● **Exercise brief**: Exactly the lines from the one containing "Read the values" through the end of the data below are to be reproduced, and nothing besides them.

● **Listing**:

************

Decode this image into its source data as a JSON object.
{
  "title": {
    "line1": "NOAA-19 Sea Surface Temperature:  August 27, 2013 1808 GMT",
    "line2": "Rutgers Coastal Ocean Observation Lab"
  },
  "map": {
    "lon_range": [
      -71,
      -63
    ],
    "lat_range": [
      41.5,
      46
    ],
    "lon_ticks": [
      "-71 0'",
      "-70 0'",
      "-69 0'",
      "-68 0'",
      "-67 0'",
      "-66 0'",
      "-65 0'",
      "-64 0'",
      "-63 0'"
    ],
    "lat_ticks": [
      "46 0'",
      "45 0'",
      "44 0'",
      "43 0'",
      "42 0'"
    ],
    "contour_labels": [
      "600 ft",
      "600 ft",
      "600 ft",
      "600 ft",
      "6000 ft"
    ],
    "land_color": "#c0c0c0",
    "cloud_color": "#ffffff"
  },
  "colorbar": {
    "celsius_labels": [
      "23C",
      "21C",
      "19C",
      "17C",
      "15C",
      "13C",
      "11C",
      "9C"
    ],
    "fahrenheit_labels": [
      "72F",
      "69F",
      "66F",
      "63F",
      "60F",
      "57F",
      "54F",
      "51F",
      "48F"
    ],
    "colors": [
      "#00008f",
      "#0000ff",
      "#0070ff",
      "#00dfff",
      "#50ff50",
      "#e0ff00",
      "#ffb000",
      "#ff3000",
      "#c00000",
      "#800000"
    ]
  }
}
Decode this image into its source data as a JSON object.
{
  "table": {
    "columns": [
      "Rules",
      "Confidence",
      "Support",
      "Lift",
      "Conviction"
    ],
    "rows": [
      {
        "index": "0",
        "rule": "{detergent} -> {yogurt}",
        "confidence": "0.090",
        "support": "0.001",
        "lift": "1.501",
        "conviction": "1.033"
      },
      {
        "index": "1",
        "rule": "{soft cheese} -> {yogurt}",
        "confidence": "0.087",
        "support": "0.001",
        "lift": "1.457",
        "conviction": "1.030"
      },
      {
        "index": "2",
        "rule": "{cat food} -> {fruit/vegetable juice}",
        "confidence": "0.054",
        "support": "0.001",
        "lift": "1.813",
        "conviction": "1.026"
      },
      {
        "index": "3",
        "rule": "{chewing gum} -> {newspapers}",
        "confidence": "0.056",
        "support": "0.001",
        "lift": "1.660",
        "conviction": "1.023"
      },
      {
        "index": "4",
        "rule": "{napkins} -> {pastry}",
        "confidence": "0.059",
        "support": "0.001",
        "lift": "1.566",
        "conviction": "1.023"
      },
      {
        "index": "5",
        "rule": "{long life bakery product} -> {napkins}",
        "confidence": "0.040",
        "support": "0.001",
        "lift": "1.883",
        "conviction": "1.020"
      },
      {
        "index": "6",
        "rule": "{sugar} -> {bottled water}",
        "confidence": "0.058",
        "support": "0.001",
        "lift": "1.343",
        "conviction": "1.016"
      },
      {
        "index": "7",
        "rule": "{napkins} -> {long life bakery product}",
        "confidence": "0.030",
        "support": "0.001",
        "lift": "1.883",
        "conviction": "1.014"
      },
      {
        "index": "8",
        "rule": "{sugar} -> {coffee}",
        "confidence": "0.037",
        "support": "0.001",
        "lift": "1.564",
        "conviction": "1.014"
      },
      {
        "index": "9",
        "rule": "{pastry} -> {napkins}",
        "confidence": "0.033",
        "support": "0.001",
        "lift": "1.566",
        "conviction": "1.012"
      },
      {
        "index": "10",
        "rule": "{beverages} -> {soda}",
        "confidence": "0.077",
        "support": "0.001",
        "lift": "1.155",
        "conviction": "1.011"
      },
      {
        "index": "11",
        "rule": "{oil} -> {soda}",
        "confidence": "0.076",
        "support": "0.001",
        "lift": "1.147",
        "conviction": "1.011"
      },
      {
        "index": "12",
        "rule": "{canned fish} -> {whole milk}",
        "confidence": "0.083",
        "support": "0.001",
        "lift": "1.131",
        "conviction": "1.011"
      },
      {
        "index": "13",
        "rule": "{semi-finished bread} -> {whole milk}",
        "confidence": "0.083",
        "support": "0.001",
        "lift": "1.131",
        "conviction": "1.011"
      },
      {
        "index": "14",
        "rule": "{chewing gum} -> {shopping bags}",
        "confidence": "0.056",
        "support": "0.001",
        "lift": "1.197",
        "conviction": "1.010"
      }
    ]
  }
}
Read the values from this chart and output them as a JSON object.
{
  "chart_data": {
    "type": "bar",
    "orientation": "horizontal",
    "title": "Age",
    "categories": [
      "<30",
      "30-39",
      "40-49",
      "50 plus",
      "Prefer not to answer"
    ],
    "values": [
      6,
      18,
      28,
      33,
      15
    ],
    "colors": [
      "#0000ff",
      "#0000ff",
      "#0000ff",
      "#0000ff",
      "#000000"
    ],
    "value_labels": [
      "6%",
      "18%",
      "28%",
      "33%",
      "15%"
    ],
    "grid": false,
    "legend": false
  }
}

************

● **Written solution**:
Read the values from this chart and output them as a JSON object.
{
  "chart_data": {
    "type": "bar",
    "orientation": "horizontal",
    "title": "Age",
    "categories": [
      "<30",
      "30-39",
      "40-49",
      "50 plus",
      "Prefer not to answer"
    ],
    "values": [
      6,
      18,
      28,
      33,
      15
    ],
    "colors": [
      "#0000ff",
      "#0000ff",
      "#0000ff",
      "#0000ff",
      "#000000"
    ],
    "value_labels": [
      "6%",
      "18%",
      "28%",
      "33%",
      "15%"
    ],
    "grid": false,
    "legend": false
  }
}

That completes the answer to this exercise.